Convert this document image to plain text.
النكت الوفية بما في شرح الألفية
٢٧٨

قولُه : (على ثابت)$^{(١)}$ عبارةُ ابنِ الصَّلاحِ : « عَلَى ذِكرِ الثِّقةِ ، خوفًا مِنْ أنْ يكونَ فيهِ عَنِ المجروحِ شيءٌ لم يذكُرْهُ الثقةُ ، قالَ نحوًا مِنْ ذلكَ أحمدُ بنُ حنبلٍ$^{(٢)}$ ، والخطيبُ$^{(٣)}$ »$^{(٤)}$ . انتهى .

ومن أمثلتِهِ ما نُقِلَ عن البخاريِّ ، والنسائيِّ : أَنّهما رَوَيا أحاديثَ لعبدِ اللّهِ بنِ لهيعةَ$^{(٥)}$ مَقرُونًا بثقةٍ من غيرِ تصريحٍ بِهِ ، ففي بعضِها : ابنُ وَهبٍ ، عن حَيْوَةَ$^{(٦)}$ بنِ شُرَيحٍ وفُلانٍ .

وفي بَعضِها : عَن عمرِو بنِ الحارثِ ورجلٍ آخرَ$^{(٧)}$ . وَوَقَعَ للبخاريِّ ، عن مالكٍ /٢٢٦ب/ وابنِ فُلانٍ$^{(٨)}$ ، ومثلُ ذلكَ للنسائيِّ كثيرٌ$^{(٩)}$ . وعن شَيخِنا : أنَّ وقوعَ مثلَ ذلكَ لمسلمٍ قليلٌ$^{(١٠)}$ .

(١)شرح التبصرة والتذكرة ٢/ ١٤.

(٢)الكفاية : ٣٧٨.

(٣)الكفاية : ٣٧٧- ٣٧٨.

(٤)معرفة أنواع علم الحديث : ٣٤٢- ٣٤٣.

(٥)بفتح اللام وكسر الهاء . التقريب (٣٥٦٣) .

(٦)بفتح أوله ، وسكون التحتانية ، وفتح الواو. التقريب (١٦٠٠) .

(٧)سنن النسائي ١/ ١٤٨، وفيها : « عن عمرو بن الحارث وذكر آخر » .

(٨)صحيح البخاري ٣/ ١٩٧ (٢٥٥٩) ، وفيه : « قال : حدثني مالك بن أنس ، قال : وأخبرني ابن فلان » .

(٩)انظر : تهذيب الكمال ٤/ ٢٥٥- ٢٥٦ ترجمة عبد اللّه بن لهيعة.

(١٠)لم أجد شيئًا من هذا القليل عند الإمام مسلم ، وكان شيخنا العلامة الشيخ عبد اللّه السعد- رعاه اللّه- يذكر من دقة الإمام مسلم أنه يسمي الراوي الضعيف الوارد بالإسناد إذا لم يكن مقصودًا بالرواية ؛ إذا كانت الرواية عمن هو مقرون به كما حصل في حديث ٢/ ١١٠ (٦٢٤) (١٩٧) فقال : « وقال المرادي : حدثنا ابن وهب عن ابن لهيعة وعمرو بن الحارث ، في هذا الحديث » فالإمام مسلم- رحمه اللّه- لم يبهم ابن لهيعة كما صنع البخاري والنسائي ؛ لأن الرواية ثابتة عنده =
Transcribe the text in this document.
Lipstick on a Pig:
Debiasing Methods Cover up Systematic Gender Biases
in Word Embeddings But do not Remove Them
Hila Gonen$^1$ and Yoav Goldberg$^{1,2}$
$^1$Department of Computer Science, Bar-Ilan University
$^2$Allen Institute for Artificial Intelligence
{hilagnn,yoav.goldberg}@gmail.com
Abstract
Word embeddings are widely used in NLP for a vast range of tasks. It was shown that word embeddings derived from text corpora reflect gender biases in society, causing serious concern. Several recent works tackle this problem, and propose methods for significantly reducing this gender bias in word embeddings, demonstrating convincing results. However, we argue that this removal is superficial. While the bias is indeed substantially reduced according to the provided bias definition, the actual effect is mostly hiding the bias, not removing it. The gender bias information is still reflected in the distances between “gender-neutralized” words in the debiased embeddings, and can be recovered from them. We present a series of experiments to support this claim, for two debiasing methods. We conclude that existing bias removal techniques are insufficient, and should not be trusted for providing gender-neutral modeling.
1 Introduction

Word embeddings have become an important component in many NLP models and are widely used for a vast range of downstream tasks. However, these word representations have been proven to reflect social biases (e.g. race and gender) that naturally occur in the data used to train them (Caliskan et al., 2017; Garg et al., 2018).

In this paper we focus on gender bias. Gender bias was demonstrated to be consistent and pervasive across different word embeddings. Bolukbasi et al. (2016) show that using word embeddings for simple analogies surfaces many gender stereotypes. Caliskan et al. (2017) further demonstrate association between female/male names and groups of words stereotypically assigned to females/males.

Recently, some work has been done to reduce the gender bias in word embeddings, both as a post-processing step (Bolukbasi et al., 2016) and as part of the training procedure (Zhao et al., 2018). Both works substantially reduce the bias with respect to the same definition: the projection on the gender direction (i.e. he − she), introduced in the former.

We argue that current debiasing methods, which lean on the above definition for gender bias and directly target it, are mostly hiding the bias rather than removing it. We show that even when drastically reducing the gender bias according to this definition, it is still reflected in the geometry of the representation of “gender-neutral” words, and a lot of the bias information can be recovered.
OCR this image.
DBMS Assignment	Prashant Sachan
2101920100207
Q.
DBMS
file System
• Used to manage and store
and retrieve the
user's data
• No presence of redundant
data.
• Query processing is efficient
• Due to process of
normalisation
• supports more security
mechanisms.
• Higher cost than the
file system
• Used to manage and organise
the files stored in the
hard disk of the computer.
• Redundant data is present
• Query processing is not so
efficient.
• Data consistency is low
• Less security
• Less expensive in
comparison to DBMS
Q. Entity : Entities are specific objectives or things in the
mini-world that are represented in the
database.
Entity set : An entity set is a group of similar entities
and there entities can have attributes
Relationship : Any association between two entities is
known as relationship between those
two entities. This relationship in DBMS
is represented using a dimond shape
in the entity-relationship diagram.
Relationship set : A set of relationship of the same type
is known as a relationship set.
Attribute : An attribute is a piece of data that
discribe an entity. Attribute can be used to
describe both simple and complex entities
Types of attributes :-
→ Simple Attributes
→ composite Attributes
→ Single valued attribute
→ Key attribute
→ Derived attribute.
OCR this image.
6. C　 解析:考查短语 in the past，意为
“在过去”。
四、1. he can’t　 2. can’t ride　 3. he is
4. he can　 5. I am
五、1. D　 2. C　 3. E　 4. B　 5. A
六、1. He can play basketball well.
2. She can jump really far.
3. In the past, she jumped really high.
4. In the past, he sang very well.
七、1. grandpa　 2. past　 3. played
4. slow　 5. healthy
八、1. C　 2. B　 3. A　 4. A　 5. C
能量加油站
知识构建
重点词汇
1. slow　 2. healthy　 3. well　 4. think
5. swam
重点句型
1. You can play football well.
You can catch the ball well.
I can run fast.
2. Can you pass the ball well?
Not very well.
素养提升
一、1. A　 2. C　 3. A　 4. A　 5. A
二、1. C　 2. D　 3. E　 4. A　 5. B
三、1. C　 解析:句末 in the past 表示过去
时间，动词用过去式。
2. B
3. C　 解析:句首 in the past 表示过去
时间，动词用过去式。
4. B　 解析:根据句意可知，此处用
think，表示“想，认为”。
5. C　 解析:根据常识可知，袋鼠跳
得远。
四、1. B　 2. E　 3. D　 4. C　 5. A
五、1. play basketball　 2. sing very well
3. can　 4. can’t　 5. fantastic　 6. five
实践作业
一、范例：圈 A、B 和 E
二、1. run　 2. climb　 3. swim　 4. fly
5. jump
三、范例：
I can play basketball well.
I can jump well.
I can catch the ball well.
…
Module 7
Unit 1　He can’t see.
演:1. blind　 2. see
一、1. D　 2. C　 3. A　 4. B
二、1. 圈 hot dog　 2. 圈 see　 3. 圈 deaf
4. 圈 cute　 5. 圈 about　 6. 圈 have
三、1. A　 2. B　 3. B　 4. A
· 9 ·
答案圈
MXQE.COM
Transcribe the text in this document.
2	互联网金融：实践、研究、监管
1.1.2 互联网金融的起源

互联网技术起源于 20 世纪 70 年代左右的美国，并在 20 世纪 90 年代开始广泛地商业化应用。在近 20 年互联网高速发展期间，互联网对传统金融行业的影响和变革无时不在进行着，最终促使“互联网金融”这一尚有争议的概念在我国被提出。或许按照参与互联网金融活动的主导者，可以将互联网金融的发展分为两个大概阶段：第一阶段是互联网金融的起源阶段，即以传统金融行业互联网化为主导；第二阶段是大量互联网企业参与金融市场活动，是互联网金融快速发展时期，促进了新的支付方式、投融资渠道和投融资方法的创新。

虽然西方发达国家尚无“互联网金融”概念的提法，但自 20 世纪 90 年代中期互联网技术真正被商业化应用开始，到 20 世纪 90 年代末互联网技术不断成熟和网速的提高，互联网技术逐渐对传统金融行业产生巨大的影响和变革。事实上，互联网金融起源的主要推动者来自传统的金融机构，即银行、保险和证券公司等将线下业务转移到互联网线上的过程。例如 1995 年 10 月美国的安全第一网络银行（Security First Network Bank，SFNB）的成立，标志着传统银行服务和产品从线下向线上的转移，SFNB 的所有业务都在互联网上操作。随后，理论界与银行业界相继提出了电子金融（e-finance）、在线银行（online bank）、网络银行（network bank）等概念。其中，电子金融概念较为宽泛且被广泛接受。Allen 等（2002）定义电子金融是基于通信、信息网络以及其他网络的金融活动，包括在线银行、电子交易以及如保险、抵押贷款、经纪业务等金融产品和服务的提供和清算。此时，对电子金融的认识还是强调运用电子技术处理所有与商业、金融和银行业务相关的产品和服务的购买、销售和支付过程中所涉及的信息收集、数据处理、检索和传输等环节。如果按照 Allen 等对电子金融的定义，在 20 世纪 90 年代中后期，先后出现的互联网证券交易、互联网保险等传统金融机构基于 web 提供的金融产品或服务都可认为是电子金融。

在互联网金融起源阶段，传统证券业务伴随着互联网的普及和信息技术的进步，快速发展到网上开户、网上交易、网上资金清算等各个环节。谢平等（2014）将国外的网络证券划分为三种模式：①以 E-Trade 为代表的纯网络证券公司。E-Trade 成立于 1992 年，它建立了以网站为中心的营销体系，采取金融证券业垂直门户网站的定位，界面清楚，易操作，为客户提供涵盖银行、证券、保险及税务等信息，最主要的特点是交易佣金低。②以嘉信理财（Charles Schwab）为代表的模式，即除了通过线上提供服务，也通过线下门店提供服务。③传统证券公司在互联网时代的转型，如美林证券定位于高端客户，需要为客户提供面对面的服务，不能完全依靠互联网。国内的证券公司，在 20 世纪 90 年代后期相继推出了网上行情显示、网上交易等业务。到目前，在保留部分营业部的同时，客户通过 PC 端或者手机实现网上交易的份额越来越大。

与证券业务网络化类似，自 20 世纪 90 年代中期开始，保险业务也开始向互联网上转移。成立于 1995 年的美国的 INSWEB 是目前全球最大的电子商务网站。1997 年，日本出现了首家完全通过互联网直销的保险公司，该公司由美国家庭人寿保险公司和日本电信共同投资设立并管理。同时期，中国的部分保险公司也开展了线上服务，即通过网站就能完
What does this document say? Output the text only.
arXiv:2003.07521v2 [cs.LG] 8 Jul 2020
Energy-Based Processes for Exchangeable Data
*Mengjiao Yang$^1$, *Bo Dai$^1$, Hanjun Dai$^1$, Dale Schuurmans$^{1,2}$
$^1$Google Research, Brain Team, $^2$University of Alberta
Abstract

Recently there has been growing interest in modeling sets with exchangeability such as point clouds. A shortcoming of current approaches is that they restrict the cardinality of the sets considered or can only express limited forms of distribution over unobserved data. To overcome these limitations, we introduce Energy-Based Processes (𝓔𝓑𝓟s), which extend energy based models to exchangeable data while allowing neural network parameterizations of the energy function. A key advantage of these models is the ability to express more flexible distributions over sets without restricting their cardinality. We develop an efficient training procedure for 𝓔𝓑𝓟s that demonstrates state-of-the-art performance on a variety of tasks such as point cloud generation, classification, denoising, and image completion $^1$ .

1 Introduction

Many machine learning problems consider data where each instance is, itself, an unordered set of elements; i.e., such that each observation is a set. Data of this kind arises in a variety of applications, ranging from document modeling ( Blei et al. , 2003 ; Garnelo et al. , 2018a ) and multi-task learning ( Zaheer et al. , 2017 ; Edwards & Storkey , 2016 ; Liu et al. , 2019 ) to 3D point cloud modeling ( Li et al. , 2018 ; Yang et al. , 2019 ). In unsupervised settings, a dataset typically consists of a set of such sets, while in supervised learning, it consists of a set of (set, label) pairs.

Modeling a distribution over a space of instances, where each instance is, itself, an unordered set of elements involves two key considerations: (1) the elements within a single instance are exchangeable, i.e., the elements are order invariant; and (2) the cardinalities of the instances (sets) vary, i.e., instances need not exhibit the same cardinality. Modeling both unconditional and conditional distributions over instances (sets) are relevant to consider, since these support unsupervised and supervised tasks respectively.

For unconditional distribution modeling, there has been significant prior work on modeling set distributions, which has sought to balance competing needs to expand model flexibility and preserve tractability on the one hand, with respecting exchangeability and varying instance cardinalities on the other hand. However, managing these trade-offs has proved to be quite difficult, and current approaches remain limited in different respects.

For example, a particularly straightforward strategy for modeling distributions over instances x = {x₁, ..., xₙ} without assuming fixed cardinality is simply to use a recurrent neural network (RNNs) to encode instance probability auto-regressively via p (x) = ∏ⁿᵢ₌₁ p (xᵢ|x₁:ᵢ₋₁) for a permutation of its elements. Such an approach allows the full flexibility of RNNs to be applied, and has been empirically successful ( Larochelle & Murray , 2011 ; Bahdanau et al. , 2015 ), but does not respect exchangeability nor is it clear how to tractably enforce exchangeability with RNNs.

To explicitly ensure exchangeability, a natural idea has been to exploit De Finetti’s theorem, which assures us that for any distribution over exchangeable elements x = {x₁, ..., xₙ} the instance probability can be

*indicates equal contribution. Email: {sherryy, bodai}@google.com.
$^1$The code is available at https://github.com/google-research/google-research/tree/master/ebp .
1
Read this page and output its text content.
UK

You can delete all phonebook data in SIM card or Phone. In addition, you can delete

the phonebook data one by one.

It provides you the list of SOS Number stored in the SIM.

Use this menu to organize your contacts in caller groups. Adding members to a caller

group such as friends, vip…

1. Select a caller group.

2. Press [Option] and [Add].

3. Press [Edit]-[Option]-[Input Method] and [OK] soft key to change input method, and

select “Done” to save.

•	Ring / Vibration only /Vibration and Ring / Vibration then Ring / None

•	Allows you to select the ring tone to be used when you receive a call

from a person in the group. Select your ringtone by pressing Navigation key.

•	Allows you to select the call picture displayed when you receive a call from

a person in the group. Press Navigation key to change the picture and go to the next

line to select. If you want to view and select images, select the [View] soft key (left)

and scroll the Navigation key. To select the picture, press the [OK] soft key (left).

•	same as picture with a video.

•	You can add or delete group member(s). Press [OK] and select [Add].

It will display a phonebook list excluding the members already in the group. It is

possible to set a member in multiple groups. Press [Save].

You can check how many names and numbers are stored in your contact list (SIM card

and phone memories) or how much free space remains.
# # # #
Given problem - Copy all lines from the data that hold the word "delete".

Reply to the task -
You can delete all phonebook data in SIM card or Phone. In addition, you can delete
•	You can add or delete group member(s). Press [OK] and select [Add].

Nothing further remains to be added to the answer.